§ **GOAL**
Repeat the material exactly, leaving nothing out.

§ **RECORDS PROVIDED**
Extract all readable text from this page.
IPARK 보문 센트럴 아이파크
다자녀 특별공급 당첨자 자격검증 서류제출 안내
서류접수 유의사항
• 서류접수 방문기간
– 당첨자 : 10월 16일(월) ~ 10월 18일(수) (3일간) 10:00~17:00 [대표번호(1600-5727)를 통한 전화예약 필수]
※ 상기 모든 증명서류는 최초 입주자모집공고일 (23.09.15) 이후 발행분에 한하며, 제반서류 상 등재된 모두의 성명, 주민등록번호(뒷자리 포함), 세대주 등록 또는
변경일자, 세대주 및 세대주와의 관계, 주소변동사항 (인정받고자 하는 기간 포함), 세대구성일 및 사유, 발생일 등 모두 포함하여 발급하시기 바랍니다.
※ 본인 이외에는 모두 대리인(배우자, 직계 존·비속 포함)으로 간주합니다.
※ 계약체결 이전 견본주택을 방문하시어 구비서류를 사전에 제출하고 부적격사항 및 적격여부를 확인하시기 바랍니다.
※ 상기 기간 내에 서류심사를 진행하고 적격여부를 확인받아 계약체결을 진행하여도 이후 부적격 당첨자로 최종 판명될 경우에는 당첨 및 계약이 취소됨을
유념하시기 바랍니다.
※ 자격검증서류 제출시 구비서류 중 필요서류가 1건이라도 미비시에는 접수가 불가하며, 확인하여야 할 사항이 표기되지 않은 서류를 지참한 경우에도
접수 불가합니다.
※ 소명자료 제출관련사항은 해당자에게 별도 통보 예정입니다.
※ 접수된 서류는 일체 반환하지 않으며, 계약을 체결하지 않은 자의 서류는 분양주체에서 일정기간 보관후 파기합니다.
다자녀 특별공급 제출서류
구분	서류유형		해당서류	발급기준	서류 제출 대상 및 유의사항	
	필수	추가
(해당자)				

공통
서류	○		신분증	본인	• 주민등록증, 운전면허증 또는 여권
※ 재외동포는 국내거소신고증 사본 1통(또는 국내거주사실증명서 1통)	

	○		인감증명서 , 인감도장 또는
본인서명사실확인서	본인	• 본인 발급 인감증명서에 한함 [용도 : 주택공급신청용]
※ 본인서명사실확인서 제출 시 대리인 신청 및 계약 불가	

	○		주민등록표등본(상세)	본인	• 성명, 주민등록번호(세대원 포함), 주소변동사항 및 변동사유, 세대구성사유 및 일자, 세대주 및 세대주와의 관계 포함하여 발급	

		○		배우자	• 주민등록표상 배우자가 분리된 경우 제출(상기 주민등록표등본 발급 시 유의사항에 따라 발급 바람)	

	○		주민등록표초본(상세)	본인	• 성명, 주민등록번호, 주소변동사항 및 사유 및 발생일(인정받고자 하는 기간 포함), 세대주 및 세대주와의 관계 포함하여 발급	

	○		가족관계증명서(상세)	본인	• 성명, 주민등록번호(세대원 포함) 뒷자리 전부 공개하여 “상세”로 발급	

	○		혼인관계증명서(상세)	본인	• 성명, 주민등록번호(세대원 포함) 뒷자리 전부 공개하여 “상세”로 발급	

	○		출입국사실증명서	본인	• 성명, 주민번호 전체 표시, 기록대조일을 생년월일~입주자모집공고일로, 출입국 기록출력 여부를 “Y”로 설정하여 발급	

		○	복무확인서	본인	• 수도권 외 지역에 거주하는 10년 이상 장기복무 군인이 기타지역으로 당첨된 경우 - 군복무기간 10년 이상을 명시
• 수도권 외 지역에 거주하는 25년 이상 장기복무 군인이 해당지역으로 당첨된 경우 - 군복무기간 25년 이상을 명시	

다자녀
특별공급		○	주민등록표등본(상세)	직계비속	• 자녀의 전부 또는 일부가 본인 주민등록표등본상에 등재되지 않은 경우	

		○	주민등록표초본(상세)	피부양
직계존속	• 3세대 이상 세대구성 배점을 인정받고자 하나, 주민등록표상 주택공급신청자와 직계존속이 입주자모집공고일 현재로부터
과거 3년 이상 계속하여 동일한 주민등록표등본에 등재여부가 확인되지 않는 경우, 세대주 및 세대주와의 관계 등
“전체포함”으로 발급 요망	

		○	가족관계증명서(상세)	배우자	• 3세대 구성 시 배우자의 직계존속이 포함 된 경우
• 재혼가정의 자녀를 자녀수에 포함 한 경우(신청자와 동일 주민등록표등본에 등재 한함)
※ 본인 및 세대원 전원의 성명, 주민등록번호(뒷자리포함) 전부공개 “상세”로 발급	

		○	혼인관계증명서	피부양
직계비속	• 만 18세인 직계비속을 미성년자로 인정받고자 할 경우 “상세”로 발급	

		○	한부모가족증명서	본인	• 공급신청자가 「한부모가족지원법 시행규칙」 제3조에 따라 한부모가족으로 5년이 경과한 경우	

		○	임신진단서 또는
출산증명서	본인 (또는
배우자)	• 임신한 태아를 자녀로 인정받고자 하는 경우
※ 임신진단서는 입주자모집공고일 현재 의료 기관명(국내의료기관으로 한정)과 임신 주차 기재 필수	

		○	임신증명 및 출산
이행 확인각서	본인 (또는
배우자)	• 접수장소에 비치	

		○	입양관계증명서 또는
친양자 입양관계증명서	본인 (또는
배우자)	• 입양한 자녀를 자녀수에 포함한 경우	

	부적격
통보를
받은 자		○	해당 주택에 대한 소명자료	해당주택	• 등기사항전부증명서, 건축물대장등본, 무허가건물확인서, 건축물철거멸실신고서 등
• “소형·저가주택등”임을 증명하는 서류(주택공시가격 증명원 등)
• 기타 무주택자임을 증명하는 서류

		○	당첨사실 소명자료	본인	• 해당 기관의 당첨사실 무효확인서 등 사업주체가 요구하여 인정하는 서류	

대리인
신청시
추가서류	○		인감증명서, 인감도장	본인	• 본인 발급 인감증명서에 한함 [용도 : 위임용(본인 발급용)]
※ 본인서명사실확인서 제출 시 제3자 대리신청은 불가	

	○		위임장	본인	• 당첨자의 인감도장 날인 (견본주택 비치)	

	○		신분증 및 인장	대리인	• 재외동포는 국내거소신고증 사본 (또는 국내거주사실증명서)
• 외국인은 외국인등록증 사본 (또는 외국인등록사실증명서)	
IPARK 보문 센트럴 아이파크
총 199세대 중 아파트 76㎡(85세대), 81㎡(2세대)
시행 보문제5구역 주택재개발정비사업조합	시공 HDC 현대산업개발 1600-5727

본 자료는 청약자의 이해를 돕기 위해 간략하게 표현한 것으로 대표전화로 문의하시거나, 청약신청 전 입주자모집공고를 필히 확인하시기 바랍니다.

§ **FULL ANSWER**
Extract all readable text from this page.
IPARK 보문 센트럴 아이파크
다자녀 특별공급 당첨자 자격검증 서류제출 안내
서류접수 유의사항
• 서류접수 방문기간
– 당첨자 : 10월 16일(월) ~ 10월 18일(수) (3일간) 10:00~17:00 [대표번호(1600-5727)를 통한 전화예약 필수]
※ 상기 모든 증명서류는 최초 입주자모집공고일 (23.09.15) 이후 발행분에 한하며, 제반서류 상 등재된 모두의 성명, 주민등록번호(뒷자리 포함), 세대주 등록 또는
변경일자, 세대주 및 세대주와의 관계, 주소변동사항 (인정받고자 하는 기간 포함), 세대구성일 및 사유, 발생일 등 모두 포함하여 발급하시기 바랍니다.
※ 본인 이외에는 모두 대리인(배우자, 직계 존·비속 포함)으로 간주합니다.
※ 계약체결 이전 견본주택을 방문하시어 구비서류를 사전에 제출하고 부적격사항 및 적격여부를 확인하시기 바랍니다.
※ 상기 기간 내에 서류심사를 진행하고 적격여부를 확인받아 계약체결을 진행하여도 이후 부적격 당첨자로 최종 판명될 경우에는 당첨 및 계약이 취소됨을
유념하시기 바랍니다.
※ 자격검증서류 제출시 구비서류 중 필요서류가 1건이라도 미비시에는 접수가 불가하며, 확인하여야 할 사항이 표기되지 않은 서류를 지참한 경우에도
접수 불가합니다.
※ 소명자료 제출관련사항은 해당자에게 별도 통보 예정입니다.
※ 접수된 서류는 일체 반환하지 않으며, 계약을 체결하지 않은 자의 서류는 분양주체에서 일정기간 보관후 파기합니다.
다자녀 특별공급 제출서류
구분	서류유형		해당서류	발급기준	서류 제출 대상 및 유의사항	
	필수	추가
(해당자)				

공통
서류	○		신분증	본인	• 주민등록증, 운전면허증 또는 여권
※ 재외동포는 국내거소신고증 사본 1통(또는 국내거주사실증명서 1통)	

	○		인감증명서 , 인감도장 또는
본인서명사실확인서	본인	• 본인 발급 인감증명서에 한함 [용도 : 주택공급신청용]
※ 본인서명사실확인서 제출 시 대리인 신청 및 계약 불가	

	○		주민등록표등본(상세)	본인	• 성명, 주민등록번호(세대원 포함), 주소변동사항 및 변동사유, 세대구성사유 및 일자, 세대주 및 세대주와의 관계 포함하여 발급	

		○		배우자	• 주민등록표상 배우자가 분리된 경우 제출(상기 주민등록표등본 발급 시 유의사항에 따라 발급 바람)	

	○		주민등록표초본(상세)	본인	• 성명, 주민등록번호, 주소변동사항 및 사유 및 발생일(인정받고자 하는 기간 포함), 세대주 및 세대주와의 관계 포함하여 발급	

	○		가족관계증명서(상세)	본인	• 성명, 주민등록번호(세대원 포함) 뒷자리 전부 공개하여 “상세”로 발급	

	○		혼인관계증명서(상세)	본인	• 성명, 주민등록번호(세대원 포함) 뒷자리 전부 공개하여 “상세”로 발급	

	○		출입국사실증명서	본인	• 성명, 주민번호 전체 표시, 기록대조일을 생년월일~입주자모집공고일로, 출입국 기록출력 여부를 “Y”로 설정하여 발급	

		○	복무확인서	본인	• 수도권 외 지역에 거주하는 10년 이상 장기복무 군인이 기타지역으로 당첨된 경우 - 군복무기간 10년 이상을 명시
• 수도권 외 지역에 거주하는 25년 이상 장기복무 군인이 해당지역으로 당첨된 경우 - 군복무기간 25년 이상을 명시	

다자녀
특별공급		○	주민등록표등본(상세)	직계비속	• 자녀의 전부 또는 일부가 본인 주민등록표등본상에 등재되지 않은 경우	

		○	주민등록표초본(상세)	피부양
직계존속	• 3세대 이상 세대구성 배점을 인정받고자 하나, 주민등록표상 주택공급신청자와 직계존속이 입주자모집공고일 현재로부터
과거 3년 이상 계속하여 동일한 주민등록표등본에 등재여부가 확인되지 않는 경우, 세대주 및 세대주와의 관계 등
“전체포함”으로 발급 요망	

		○	가족관계증명서(상세)	배우자	• 3세대 구성 시 배우자의 직계존속이 포함 된 경우
• 재혼가정의 자녀를 자녀수에 포함 한 경우(신청자와 동일 주민등록표등본에 등재 한함)
※ 본인 및 세대원 전원의 성명, 주민등록번호(뒷자리포함) 전부공개 “상세”로 발급	

		○	혼인관계증명서	피부양
직계비속	• 만 18세인 직계비속을 미성년자로 인정받고자 할 경우 “상세”로 발급	

		○	한부모가족증명서	본인	• 공급신청자가 「한부모가족지원법 시행규칙」 제3조에 따라 한부모가족으로 5년이 경과한 경우	

		○	임신진단서 또는
출산증명서	본인 (또는
배우자)	• 임신한 태아를 자녀로 인정받고자 하는 경우
※ 임신진단서는 입주자모집공고일 현재 의료 기관명(국내의료기관으로 한정)과 임신 주차 기재 필수	

		○	임신증명 및 출산
이행 확인각서	본인 (또는
배우자)	• 접수장소에 비치	

		○	입양관계증명서 또는
친양자 입양관계증명서	본인 (또는
배우자)	• 입양한 자녀를 자녀수에 포함한 경우	

	부적격
통보를
받은 자		○	해당 주택에 대한 소명자료	해당주택	• 등기사항전부증명서, 건축물대장등본, 무허가건물확인서, 건축물철거멸실신고서 등
• “소형·저가주택등”임을 증명하는 서류(주택공시가격 증명원 등)
• 기타 무주택자임을 증명하는 서류

		○	당첨사실 소명자료	본인	• 해당 기관의 당첨사실 무효확인서 등 사업주체가 요구하여 인정하는 서류	

대리인
신청시
추가서류	○		인감증명서, 인감도장	본인	• 본인 발급 인감증명서에 한함 [용도 : 위임용(본인 발급용)]
※ 본인서명사실확인서 제출 시 제3자 대리신청은 불가	

	○		위임장	본인	• 당첨자의 인감도장 날인 (견본주택 비치)	

	○		신분증 및 인장	대리인	• 재외동포는 국내거소신고증 사본 (또는 국내거주사실증명서)
• 외국인은 외국인등록증 사본 (또는 외국인등록사실증명서)	
IPARK 보문 센트럴 아이파크
총 199세대 중 아파트 76㎡(85세대), 81㎡(2세대)
시행 보문제5구역 주택재개발정비사업조합	시공 HDC 현대산업개발 1600-5727

본 자료는 청약자의 이해를 돕기 위해 간략하게 표현한 것으로 대표전화로 문의하시거나, 청약신청 전 입주자모집공고를 필히 확인하시기 바랍니다.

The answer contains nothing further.